### What you should do
Retype the whole listing verbatim and keep the pictures out of it.

### Records for processing

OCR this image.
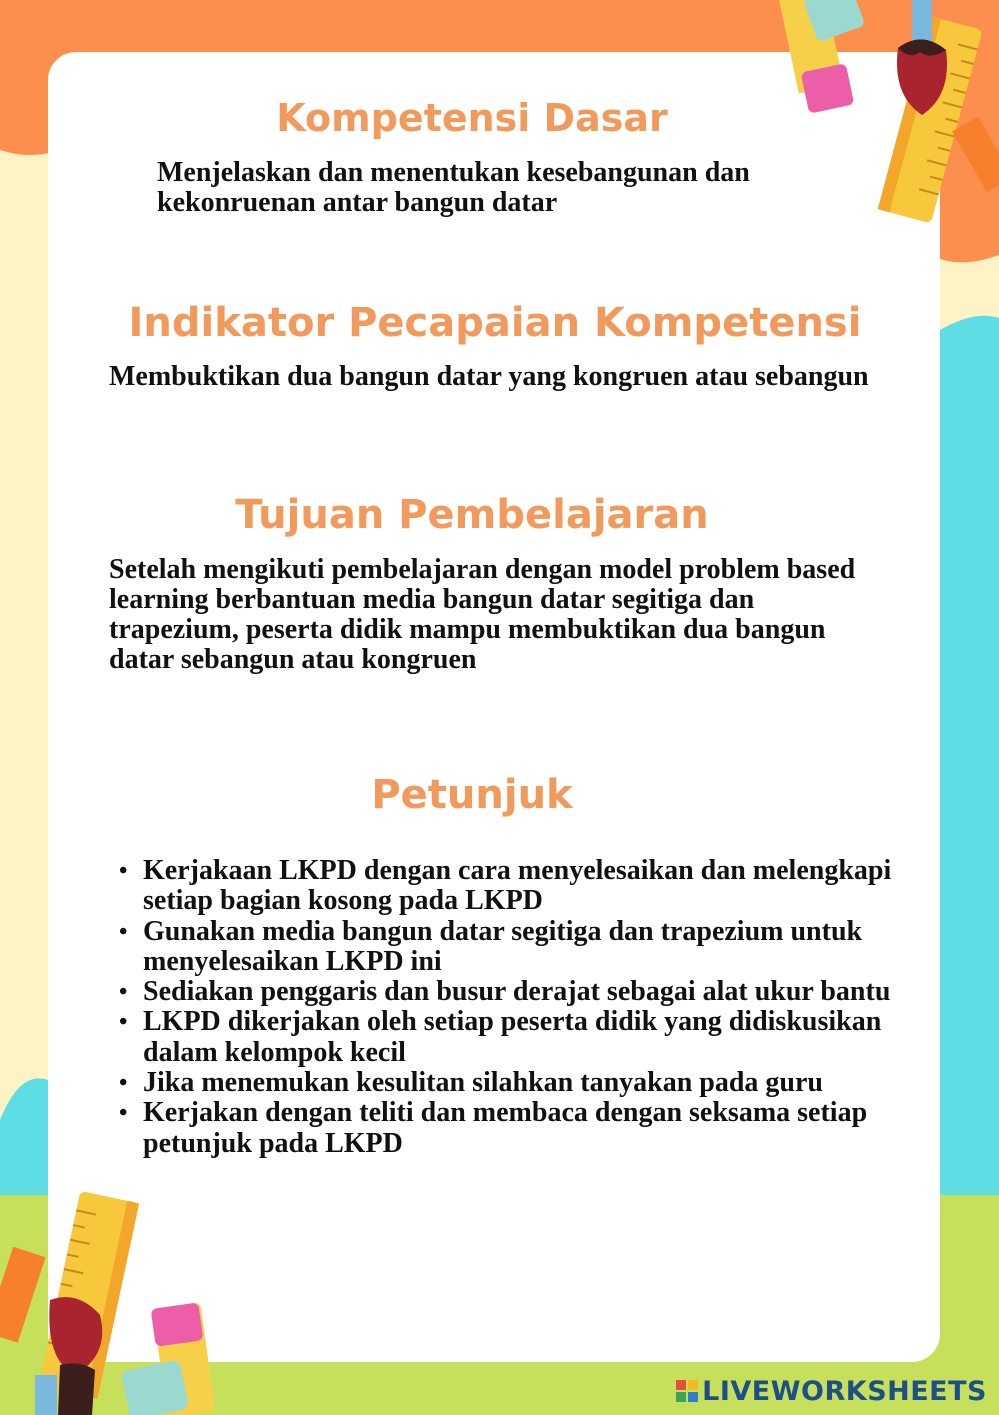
Kompetensi Dasar

Menjelaskan dan menentukan kesebangunan dan
kekonruenan antar bangun datar

Indikator Pecapaian Kompetensi

Membuktikan dua bangun datar yang kongruen atau sebangun

Tujuan Pembelajaran

Setelah mengikuti pembelajaran dengan model problem based
learning berbantuan media bangun datar segitiga dan
trapezium, peserta didik mampu membuktikan dua bangun
datar sebangun atau kongruen

Petunjuk
• Kerjakaan LKPD dengan cara menyelesaikan dan melengkapi setiap bagian kosong pada LKPD
• Gunakan media bangun datar segitiga dan trapezium untuk menyelesaikan LKPD ini
• Sediakan penggaris dan busur derajat sebagai alat ukur bantu
• LKPD dikerjakan oleh setiap peserta didik yang didiskusikan dalam kelompok kecil
• Jika menemukan kesulitan silahkan tanyakan pada guru
• Kerjakan dengan teliti dan membaca dengan seksama setiap petunjuk pada LKPD
LIVEWORKSHEETS
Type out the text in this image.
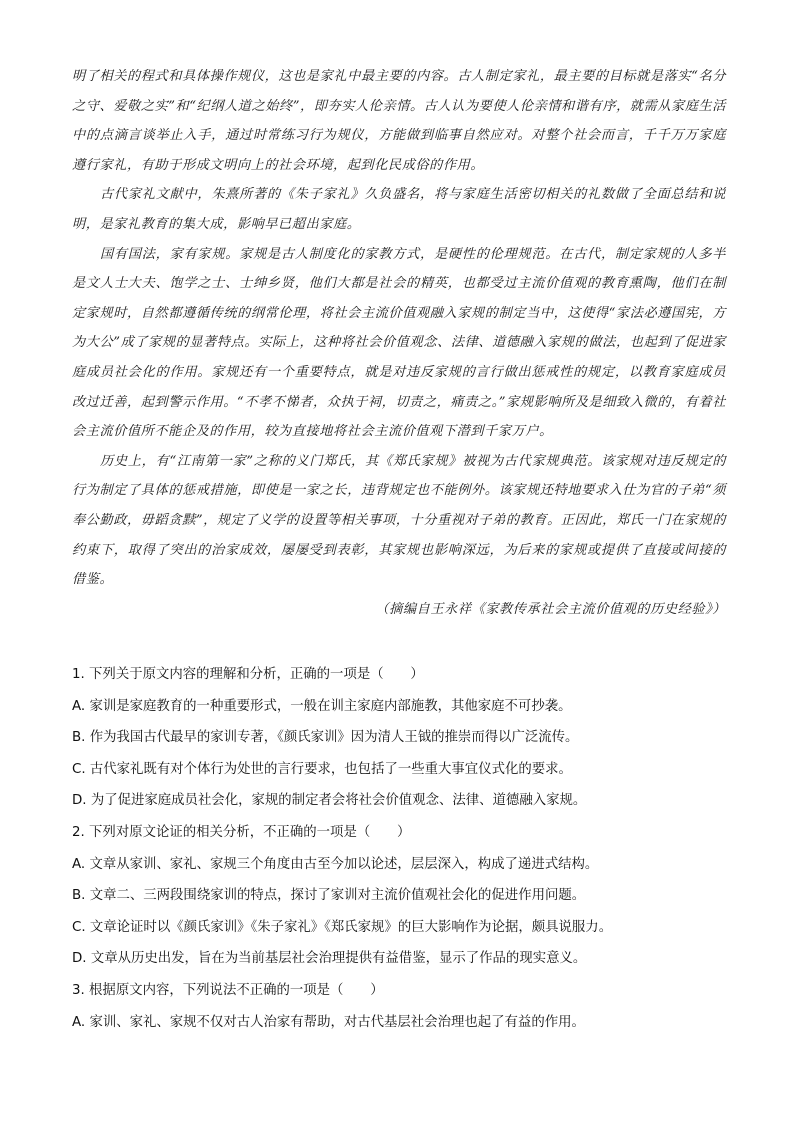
明了相关的程式和具体操作规仪，这也是家礼中最主要的内容。古人制定家礼，最主要的目标就是落实“名分之守、爱敬之实”和“纪纲人道之始终”，即夯实人伦亲情。古人认为要使人伦亲情和谐有序，就需从家庭生活中的点滴言谈举止入手，通过时常练习行为规仪，方能做到临事自然应对。对整个社会而言，千千万万家庭遵行家礼，有助于形成文明向上的社会环境，起到化民成俗的作用。

古代家礼文献中，朱熹所著的《朱子家礼》久负盛名，将与家庭生活密切相关的礼数做了全面总结和说明，是家礼教育的集大成，影响早已超出家庭。

国有国法，家有家规。家规是古人制度化的家教方式，是硬性的伦理规范。在古代，制定家规的人多半是文人士大夫、饱学之士、士绅乡贤，他们大都是社会的精英，也都受过主流价值观的教育熏陶，他们在制定家规时，自然都遵循传统的纲常伦理，将社会主流价值观融入家规的制定当中，这使得“家法必遵国宪，方为大公”成了家规的显著特点。实际上，这种将社会价值观念、法律、道德融入家规的做法，也起到了促进家庭成员社会化的作用。家规还有一个重要特点，就是对违反家规的言行做出惩戒性的规定，以教育家庭成员改过迁善，起到警示作用。“不孝不悌者，众执于祠，切责之，痛责之。”家规影响所及是细致入微的，有着社会主流价值所不能企及的作用，较为直接地将社会主流价值观下潜到千家万户。

历史上，有“江南第一家”之称的义门郑氏，其《郑氏家规》被视为古代家规典范。该家规对违反规定的行为制定了具体的惩戒措施，即使是一家之长，违背规定也不能例外。该家规还特地要求入仕为官的子弟“须奉公勤政，毋蹈贪黩”，规定了义学的设置等相关事项，十分重视对子弟的教育。正因此，郑氏一门在家规的约束下，取得了突出的治家成效，屡屡受到表彰，其家规也影响深远，为后来的家规或提供了直接或间接的借鉴。

（摘编自王永祥《家教传承社会主流价值观的历史经验》）

1. 下列关于原文内容的理解和分析，正确的一项是（　　）

A. 家训是家庭教育的一种重要形式，一般在训主家庭内部施教，其他家庭不可抄袭。

B. 作为我国古代最早的家训专著，《颜氏家训》因为清人王钺的推崇而得以广泛流传。

C. 古代家礼既有对个体行为处世的言行要求，也包括了一些重大事宜仪式化的要求。

D. 为了促进家庭成员社会化，家规的制定者会将社会价值观念、法律、道德融入家规。

2. 下列对原文论证的相关分析，不正确的一项是（　　）

A. 文章从家训、家礼、家规三个角度由古至今加以论述，层层深入，构成了递进式结构。

B. 文章二、三两段围绕家训的特点，探讨了家训对主流价值观社会化的促进作用问题。

C. 文章论证时以《颜氏家训》《朱子家礼》《郑氏家规》的巨大影响作为论据，颇具说服力。

D. 文章从历史出发，旨在为当前基层社会治理提供有益借鉴，显示了作品的现实意义。

3. 根据原文内容，下列说法不正确的一项是（　　）

A. 家训、家礼、家规不仅对古人治家有帮助，对古代基层社会治理也起了有益的作用。
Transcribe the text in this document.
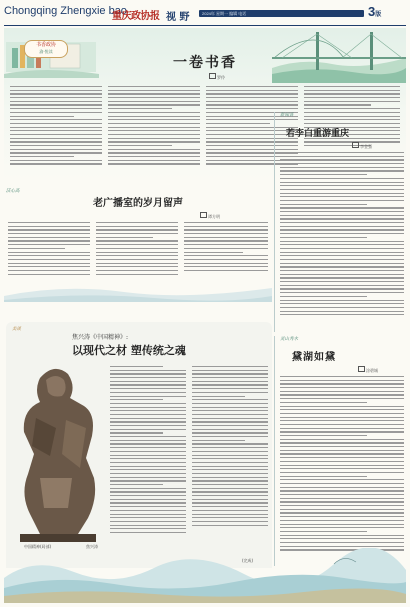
Chongqing Zhengxie bao
重庆政协报 视 野	2024年 星期一 编辑 电话	3版
书香政协
渝·悦读
一卷书香
罗伶
新闻客
若李白重游重庆
李金强
沃心高
老广播室的岁月留声
谭方明
灵山秀水
黛湖如黛
涂碧城
美谈
焦兴涛《中国精神》:
以现代之材 塑传统之魂
中国精神(局部)	焦兴涛
(完成)
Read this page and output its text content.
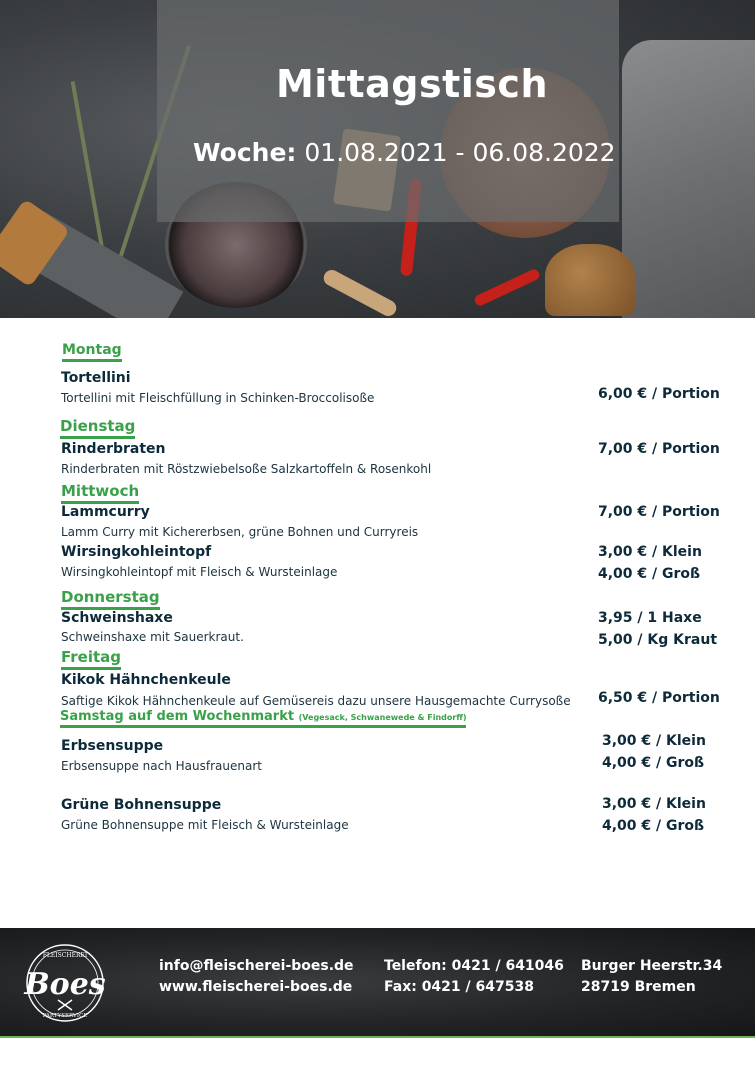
Mittagstisch
Woche: 01.08.2021 - 06.08.2022
Montag
Tortellini
Tortellini mit Fleischfüllung in Schinken-Broccolisoße	6,00 € / Portion
Dienstag
Rinderbraten
Rinderbraten mit Röstzwiebelsoße Salzkartoffeln & Rosenkohl
7,00 € / Portion
Mittwoch
Lammcurry
Lamm Curry mit Kichererbsen, grüne Bohnen und Curryreis
7,00 € / Portion
Wirsingkohleintopf
Wirsingkohleintopf mit Fleisch & Wursteinlage
3,00 € / Klein
4,00 € / Groß
Donnerstag
Schweinshaxe
Schweinshaxe mit Sauerkraut.
3,95 / 1 Haxe
5,00 / Kg Kraut
Freitag
Kikok Hähnchenkeule
Saftige Kikok Hähnchenkeule auf Gemüsereis dazu unsere Hausgemachte Currysoße 6,50 € / Portion
Samstag auf dem Wochenmarkt (Vegesack, Schwanewede & Findorff)
Erbsensuppe
Erbsensuppe nach Hausfrauenart
3,00 € / Klein
4,00 € / Groß
Grüne Bohnensuppe
Grüne Bohnensuppe mit Fleisch & Wursteinlage
3,00 € / Klein
4,00 € / Groß
FLEISCHEREI
Boes
PARTYSERVICE
info@fleischerei-boes.de
www.fleischerei-boes.de
Telefon: 0421 / 641046
Fax: 0421 / 647538
Burger Heerstr.34
28719 Bremen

### Completed exercise
OCR this image.
Kompetensi Dasar

Menjelaskan dan menentukan kesebangunan dan
kekonruenan antar bangun datar

Indikator Pecapaian Kompetensi

Membuktikan dua bangun datar yang kongruen atau sebangun

Tujuan Pembelajaran

Setelah mengikuti pembelajaran dengan model problem based
learning berbantuan media bangun datar segitiga dan
trapezium, peserta didik mampu membuktikan dua bangun
datar sebangun atau kongruen

Petunjuk
• Kerjakaan LKPD dengan cara menyelesaikan dan melengkapi setiap bagian kosong pada LKPD
• Gunakan media bangun datar segitiga dan trapezium untuk menyelesaikan LKPD ini
• Sediakan penggaris dan busur derajat sebagai alat ukur bantu
• LKPD dikerjakan oleh setiap peserta didik yang didiskusikan dalam kelompok kecil
• Jika menemukan kesulitan silahkan tanyakan pada guru
• Kerjakan dengan teliti dan membaca dengan seksama setiap petunjuk pada LKPD
LIVEWORKSHEETS
Type out the text in this image.
明了相关的程式和具体操作规仪，这也是家礼中最主要的内容。古人制定家礼，最主要的目标就是落实“名分之守、爱敬之实”和“纪纲人道之始终”，即夯实人伦亲情。古人认为要使人伦亲情和谐有序，就需从家庭生活中的点滴言谈举止入手，通过时常练习行为规仪，方能做到临事自然应对。对整个社会而言，千千万万家庭遵行家礼，有助于形成文明向上的社会环境，起到化民成俗的作用。

古代家礼文献中，朱熹所著的《朱子家礼》久负盛名，将与家庭生活密切相关的礼数做了全面总结和说明，是家礼教育的集大成，影响早已超出家庭。

国有国法，家有家规。家规是古人制度化的家教方式，是硬性的伦理规范。在古代，制定家规的人多半是文人士大夫、饱学之士、士绅乡贤，他们大都是社会的精英，也都受过主流价值观的教育熏陶，他们在制定家规时，自然都遵循传统的纲常伦理，将社会主流价值观融入家规的制定当中，这使得“家法必遵国宪，方为大公”成了家规的显著特点。实际上，这种将社会价值观念、法律、道德融入家规的做法，也起到了促进家庭成员社会化的作用。家规还有一个重要特点，就是对违反家规的言行做出惩戒性的规定，以教育家庭成员改过迁善，起到警示作用。“不孝不悌者，众执于祠，切责之，痛责之。”家规影响所及是细致入微的，有着社会主流价值所不能企及的作用，较为直接地将社会主流价值观下潜到千家万户。

历史上，有“江南第一家”之称的义门郑氏，其《郑氏家规》被视为古代家规典范。该家规对违反规定的行为制定了具体的惩戒措施，即使是一家之长，违背规定也不能例外。该家规还特地要求入仕为官的子弟“须奉公勤政，毋蹈贪黩”，规定了义学的设置等相关事项，十分重视对子弟的教育。正因此，郑氏一门在家规的约束下，取得了突出的治家成效，屡屡受到表彰，其家规也影响深远，为后来的家规或提供了直接或间接的借鉴。

（摘编自王永祥《家教传承社会主流价值观的历史经验》）

1. 下列关于原文内容的理解和分析，正确的一项是（　　）

A. 家训是家庭教育的一种重要形式，一般在训主家庭内部施教，其他家庭不可抄袭。

B. 作为我国古代最早的家训专著，《颜氏家训》因为清人王钺的推崇而得以广泛流传。

C. 古代家礼既有对个体行为处世的言行要求，也包括了一些重大事宜仪式化的要求。

D. 为了促进家庭成员社会化，家规的制定者会将社会价值观念、法律、道德融入家规。

2. 下列对原文论证的相关分析，不正确的一项是（　　）

A. 文章从家训、家礼、家规三个角度由古至今加以论述，层层深入，构成了递进式结构。

B. 文章二、三两段围绕家训的特点，探讨了家训对主流价值观社会化的促进作用问题。

C. 文章论证时以《颜氏家训》《朱子家礼》《郑氏家规》的巨大影响作为论据，颇具说服力。

D. 文章从历史出发，旨在为当前基层社会治理提供有益借鉴，显示了作品的现实意义。

3. 根据原文内容，下列说法不正确的一项是（　　）

A. 家训、家礼、家规不仅对古人治家有帮助，对古代基层社会治理也起了有益的作用。
Transcribe the text in this document.
Chongqing Zhengxie bao
重庆政协报 视 野	2024年 星期一 编辑 电话	3版
书香政协
渝·悦读
一卷书香
罗伶
新闻客
若李白重游重庆
李金强
沃心高
老广播室的岁月留声
谭方明
灵山秀水
黛湖如黛
涂碧城
美谈
焦兴涛《中国精神》:
以现代之材 塑传统之魂
中国精神(局部)	焦兴涛
(完成)
Read this page and output its text content.
Mittagstisch
Woche: 01.08.2021 - 06.08.2022
Montag
Tortellini
Tortellini mit Fleischfüllung in Schinken-Broccolisoße	6,00 € / Portion
Dienstag
Rinderbraten
Rinderbraten mit Röstzwiebelsoße Salzkartoffeln & Rosenkohl
7,00 € / Portion
Mittwoch
Lammcurry
Lamm Curry mit Kichererbsen, grüne Bohnen und Curryreis
7,00 € / Portion
Wirsingkohleintopf
Wirsingkohleintopf mit Fleisch & Wursteinlage
3,00 € / Klein
4,00 € / Groß
Donnerstag
Schweinshaxe
Schweinshaxe mit Sauerkraut.
3,95 / 1 Haxe
5,00 / Kg Kraut
Freitag
Kikok Hähnchenkeule
Saftige Kikok Hähnchenkeule auf Gemüsereis dazu unsere Hausgemachte Currysoße 6,50 € / Portion
Samstag auf dem Wochenmarkt (Vegesack, Schwanewede & Findorff)
Erbsensuppe
Erbsensuppe nach Hausfrauenart
3,00 € / Klein
4,00 € / Groß
Grüne Bohnensuppe
Grüne Bohnensuppe mit Fleisch & Wursteinlage
3,00 € / Klein
4,00 € / Groß
FLEISCHEREI
Boes
PARTYSERVICE
info@fleischerei-boes.de
www.fleischerei-boes.de
Telefon: 0421 / 641046
Fax: 0421 / 647538
Burger Heerstr.34
28719 Bremen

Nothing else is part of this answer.